start Extracted records
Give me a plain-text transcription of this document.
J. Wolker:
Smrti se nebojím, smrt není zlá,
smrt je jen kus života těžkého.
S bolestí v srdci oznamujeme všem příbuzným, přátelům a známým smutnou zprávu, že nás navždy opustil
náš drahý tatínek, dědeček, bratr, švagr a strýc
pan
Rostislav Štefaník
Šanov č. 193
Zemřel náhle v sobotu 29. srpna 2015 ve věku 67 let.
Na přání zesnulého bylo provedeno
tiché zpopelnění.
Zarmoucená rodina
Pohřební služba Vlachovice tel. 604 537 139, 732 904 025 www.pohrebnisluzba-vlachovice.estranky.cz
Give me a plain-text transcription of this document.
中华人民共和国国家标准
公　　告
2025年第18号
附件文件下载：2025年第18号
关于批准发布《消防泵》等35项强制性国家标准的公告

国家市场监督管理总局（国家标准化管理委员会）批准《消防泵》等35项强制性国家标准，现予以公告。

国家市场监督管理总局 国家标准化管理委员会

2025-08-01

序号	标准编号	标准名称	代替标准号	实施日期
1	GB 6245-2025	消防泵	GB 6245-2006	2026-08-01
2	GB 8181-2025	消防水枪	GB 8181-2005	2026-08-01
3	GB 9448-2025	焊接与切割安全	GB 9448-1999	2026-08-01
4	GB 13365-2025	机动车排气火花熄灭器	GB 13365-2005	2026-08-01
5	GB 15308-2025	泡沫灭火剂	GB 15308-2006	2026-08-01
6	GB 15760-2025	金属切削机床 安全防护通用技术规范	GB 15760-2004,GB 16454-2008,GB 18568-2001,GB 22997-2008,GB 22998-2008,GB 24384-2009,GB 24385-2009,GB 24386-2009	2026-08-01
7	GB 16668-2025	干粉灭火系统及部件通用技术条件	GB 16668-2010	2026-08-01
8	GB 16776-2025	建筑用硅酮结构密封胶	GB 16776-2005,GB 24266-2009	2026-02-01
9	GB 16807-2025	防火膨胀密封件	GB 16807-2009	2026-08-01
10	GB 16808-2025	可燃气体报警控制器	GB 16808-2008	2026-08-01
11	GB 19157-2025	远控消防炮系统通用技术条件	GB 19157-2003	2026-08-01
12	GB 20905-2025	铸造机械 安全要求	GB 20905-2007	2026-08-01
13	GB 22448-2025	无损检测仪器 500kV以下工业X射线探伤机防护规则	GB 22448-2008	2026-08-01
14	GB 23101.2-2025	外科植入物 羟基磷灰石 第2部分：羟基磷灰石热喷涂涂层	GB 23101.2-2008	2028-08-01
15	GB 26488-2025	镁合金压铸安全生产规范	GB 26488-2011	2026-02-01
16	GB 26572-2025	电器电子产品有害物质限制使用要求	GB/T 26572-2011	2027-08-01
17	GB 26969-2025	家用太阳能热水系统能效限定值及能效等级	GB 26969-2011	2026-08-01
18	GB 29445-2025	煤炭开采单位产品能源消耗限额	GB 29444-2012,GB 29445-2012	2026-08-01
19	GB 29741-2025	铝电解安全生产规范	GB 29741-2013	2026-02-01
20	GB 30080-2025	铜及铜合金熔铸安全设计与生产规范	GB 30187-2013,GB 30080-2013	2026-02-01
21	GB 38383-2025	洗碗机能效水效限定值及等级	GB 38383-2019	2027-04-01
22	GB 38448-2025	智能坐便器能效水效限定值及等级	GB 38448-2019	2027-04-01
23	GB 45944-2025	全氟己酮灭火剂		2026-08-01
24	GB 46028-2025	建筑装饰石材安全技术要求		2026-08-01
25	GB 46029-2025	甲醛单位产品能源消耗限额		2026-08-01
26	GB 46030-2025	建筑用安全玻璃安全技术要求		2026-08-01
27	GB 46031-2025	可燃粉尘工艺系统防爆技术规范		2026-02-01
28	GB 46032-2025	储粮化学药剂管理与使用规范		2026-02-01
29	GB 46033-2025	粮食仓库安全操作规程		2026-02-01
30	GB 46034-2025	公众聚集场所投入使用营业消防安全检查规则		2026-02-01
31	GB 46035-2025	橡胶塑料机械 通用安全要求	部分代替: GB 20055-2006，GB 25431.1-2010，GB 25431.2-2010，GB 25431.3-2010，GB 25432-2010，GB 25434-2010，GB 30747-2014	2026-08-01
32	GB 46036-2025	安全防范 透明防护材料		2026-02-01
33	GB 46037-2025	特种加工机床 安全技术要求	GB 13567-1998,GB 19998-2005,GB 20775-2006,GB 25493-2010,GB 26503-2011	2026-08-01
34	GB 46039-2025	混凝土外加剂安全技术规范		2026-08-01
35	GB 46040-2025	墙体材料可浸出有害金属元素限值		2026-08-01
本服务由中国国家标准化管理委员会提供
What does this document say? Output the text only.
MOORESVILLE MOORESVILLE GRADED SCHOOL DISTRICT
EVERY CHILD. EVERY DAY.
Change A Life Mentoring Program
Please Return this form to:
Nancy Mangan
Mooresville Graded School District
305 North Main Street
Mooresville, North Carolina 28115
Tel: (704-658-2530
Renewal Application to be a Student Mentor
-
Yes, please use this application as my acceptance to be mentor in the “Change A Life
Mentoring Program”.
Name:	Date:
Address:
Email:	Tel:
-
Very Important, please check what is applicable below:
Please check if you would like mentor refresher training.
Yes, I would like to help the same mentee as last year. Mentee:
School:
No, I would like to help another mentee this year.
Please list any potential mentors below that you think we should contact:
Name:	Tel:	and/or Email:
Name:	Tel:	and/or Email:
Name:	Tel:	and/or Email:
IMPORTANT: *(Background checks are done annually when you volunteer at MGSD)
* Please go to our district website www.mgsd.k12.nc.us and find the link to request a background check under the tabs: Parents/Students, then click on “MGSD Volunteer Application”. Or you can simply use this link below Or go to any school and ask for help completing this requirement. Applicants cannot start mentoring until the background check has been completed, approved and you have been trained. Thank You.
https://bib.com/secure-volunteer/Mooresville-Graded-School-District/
end Extracted records
What you will do:
Pull out each line containing the word "smrt" and copy it.

Correct result:
Smrti se nebojím, smrt není zlá,
smrt je jen kus života těžkého.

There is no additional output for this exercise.